Please copy all the lines that follow, word for word.

* * * * * * *

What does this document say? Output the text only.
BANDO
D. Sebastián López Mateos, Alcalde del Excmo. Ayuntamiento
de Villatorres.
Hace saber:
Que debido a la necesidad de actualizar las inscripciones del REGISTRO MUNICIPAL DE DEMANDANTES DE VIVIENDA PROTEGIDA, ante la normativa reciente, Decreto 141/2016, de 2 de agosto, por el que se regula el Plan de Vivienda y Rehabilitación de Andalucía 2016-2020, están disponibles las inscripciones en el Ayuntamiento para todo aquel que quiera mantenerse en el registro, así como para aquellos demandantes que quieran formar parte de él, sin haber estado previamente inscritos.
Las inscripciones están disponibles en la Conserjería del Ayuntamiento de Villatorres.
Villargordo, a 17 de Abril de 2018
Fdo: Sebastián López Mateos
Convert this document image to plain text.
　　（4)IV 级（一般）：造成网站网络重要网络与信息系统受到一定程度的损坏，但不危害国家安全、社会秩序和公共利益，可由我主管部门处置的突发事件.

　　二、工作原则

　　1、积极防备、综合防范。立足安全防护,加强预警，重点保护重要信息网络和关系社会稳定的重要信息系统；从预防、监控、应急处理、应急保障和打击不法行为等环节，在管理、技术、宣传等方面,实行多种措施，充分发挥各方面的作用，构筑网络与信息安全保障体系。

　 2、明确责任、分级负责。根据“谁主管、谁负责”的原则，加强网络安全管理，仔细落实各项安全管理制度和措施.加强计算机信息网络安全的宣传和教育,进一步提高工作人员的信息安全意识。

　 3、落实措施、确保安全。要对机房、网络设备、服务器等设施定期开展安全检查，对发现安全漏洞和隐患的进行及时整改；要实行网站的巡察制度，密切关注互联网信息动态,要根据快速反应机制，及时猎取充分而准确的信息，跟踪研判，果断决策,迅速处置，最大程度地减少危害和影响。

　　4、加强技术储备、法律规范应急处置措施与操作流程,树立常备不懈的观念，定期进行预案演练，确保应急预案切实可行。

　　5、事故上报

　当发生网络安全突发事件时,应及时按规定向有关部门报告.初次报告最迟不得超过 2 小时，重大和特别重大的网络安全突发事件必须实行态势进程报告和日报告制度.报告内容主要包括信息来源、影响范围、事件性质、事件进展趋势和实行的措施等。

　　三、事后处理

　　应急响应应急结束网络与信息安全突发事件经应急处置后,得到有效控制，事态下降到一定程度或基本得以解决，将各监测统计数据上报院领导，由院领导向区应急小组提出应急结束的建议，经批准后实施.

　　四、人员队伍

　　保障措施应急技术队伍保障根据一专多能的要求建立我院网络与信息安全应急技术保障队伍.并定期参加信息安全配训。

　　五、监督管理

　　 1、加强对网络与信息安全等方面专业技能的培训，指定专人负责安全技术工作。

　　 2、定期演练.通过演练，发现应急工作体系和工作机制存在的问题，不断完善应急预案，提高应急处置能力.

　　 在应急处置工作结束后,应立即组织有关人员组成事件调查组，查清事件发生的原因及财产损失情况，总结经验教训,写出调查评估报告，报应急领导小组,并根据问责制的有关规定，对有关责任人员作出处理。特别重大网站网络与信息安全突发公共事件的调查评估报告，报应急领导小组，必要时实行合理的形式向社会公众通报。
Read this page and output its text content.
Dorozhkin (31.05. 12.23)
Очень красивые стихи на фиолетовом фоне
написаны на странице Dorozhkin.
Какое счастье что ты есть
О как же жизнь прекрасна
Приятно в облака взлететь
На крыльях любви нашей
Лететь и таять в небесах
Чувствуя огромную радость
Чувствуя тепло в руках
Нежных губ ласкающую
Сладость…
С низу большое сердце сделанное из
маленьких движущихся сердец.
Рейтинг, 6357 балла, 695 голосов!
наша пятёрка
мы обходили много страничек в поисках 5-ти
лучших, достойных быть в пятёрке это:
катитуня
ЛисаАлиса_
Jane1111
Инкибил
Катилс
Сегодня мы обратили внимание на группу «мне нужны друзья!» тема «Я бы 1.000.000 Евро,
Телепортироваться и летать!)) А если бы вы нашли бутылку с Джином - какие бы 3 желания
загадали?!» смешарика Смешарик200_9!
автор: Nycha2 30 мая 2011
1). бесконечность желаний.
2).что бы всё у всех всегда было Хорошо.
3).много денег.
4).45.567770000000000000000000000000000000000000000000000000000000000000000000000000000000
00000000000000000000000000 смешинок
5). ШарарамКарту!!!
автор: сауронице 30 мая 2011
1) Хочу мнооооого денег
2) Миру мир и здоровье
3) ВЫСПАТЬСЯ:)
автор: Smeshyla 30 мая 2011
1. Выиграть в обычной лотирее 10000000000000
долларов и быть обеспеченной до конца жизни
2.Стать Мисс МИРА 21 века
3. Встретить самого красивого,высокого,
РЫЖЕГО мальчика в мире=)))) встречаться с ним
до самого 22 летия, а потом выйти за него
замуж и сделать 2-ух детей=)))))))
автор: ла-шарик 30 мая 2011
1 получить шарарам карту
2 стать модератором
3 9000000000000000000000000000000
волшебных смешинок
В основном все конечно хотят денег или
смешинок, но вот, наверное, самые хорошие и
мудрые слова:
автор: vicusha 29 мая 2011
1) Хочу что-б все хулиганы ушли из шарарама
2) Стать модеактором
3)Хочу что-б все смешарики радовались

* * * * * * *

■ **Solution to this task**
What does this document say? Output the text only.
BANDO
D. Sebastián López Mateos, Alcalde del Excmo. Ayuntamiento
de Villatorres.
Hace saber:
Que debido a la necesidad de actualizar las inscripciones del REGISTRO MUNICIPAL DE DEMANDANTES DE VIVIENDA PROTEGIDA, ante la normativa reciente, Decreto 141/2016, de 2 de agosto, por el que se regula el Plan de Vivienda y Rehabilitación de Andalucía 2016-2020, están disponibles las inscripciones en el Ayuntamiento para todo aquel que quiera mantenerse en el registro, así como para aquellos demandantes que quieran formar parte de él, sin haber estado previamente inscritos.
Las inscripciones están disponibles en la Conserjería del Ayuntamiento de Villatorres.
Villargordo, a 17 de Abril de 2018
Fdo: Sebastián López Mateos
Convert this document image to plain text.
　　（4)IV 级（一般）：造成网站网络重要网络与信息系统受到一定程度的损坏，但不危害国家安全、社会秩序和公共利益，可由我主管部门处置的突发事件.

　　二、工作原则

　　1、积极防备、综合防范。立足安全防护,加强预警，重点保护重要信息网络和关系社会稳定的重要信息系统；从预防、监控、应急处理、应急保障和打击不法行为等环节，在管理、技术、宣传等方面,实行多种措施，充分发挥各方面的作用，构筑网络与信息安全保障体系。

　 2、明确责任、分级负责。根据“谁主管、谁负责”的原则，加强网络安全管理，仔细落实各项安全管理制度和措施.加强计算机信息网络安全的宣传和教育,进一步提高工作人员的信息安全意识。

　 3、落实措施、确保安全。要对机房、网络设备、服务器等设施定期开展安全检查，对发现安全漏洞和隐患的进行及时整改；要实行网站的巡察制度，密切关注互联网信息动态,要根据快速反应机制，及时猎取充分而准确的信息，跟踪研判，果断决策,迅速处置，最大程度地减少危害和影响。

　　4、加强技术储备、法律规范应急处置措施与操作流程,树立常备不懈的观念，定期进行预案演练，确保应急预案切实可行。

　　5、事故上报

　当发生网络安全突发事件时,应及时按规定向有关部门报告.初次报告最迟不得超过 2 小时，重大和特别重大的网络安全突发事件必须实行态势进程报告和日报告制度.报告内容主要包括信息来源、影响范围、事件性质、事件进展趋势和实行的措施等。

　　三、事后处理

　　应急响应应急结束网络与信息安全突发事件经应急处置后,得到有效控制，事态下降到一定程度或基本得以解决，将各监测统计数据上报院领导，由院领导向区应急小组提出应急结束的建议，经批准后实施.

　　四、人员队伍

　　保障措施应急技术队伍保障根据一专多能的要求建立我院网络与信息安全应急技术保障队伍.并定期参加信息安全配训。

　　五、监督管理

　　 1、加强对网络与信息安全等方面专业技能的培训，指定专人负责安全技术工作。

　　 2、定期演练.通过演练，发现应急工作体系和工作机制存在的问题，不断完善应急预案，提高应急处置能力.

　　 在应急处置工作结束后,应立即组织有关人员组成事件调查组，查清事件发生的原因及财产损失情况，总结经验教训,写出调查评估报告，报应急领导小组,并根据问责制的有关规定，对有关责任人员作出处理。特别重大网站网络与信息安全突发公共事件的调查评估报告，报应急领导小组，必要时实行合理的形式向社会公众通报。
Read this page and output its text content.
Dorozhkin (31.05. 12.23)
Очень красивые стихи на фиолетовом фоне
написаны на странице Dorozhkin.
Какое счастье что ты есть
О как же жизнь прекрасна
Приятно в облака взлететь
На крыльях любви нашей
Лететь и таять в небесах
Чувствуя огромную радость
Чувствуя тепло в руках
Нежных губ ласкающую
Сладость…
С низу большое сердце сделанное из
маленьких движущихся сердец.
Рейтинг, 6357 балла, 695 голосов!
наша пятёрка
мы обходили много страничек в поисках 5-ти
лучших, достойных быть в пятёрке это:
катитуня
ЛисаАлиса_
Jane1111
Инкибил
Катилс
Сегодня мы обратили внимание на группу «мне нужны друзья!» тема «Я бы 1.000.000 Евро,
Телепортироваться и летать!)) А если бы вы нашли бутылку с Джином - какие бы 3 желания
загадали?!» смешарика Смешарик200_9!
автор: Nycha2 30 мая 2011
1). бесконечность желаний.
2).что бы всё у всех всегда было Хорошо.
3).много денег.
4).45.567770000000000000000000000000000000000000000000000000000000000000000000000000000000
00000000000000000000000000 смешинок
5). ШарарамКарту!!!
автор: сауронице 30 мая 2011
1) Хочу мнооооого денег
2) Миру мир и здоровье
3) ВЫСПАТЬСЯ:)
автор: Smeshyla 30 мая 2011
1. Выиграть в обычной лотирее 10000000000000
долларов и быть обеспеченной до конца жизни
2.Стать Мисс МИРА 21 века
3. Встретить самого красивого,высокого,
РЫЖЕГО мальчика в мире=)))) встречаться с ним
до самого 22 летия, а потом выйти за него
замуж и сделать 2-ух детей=)))))))
автор: ла-шарик 30 мая 2011
1 получить шарарам карту
2 стать модератором
3 9000000000000000000000000000000
волшебных смешинок
В основном все конечно хотят денег или
смешинок, но вот, наверное, самые хорошие и
мудрые слова:
автор: vicusha 29 мая 2011
1) Хочу что-б все хулиганы ушли из шарарама
2) Стать модеактором
3)Хочу что-б все смешарики радовались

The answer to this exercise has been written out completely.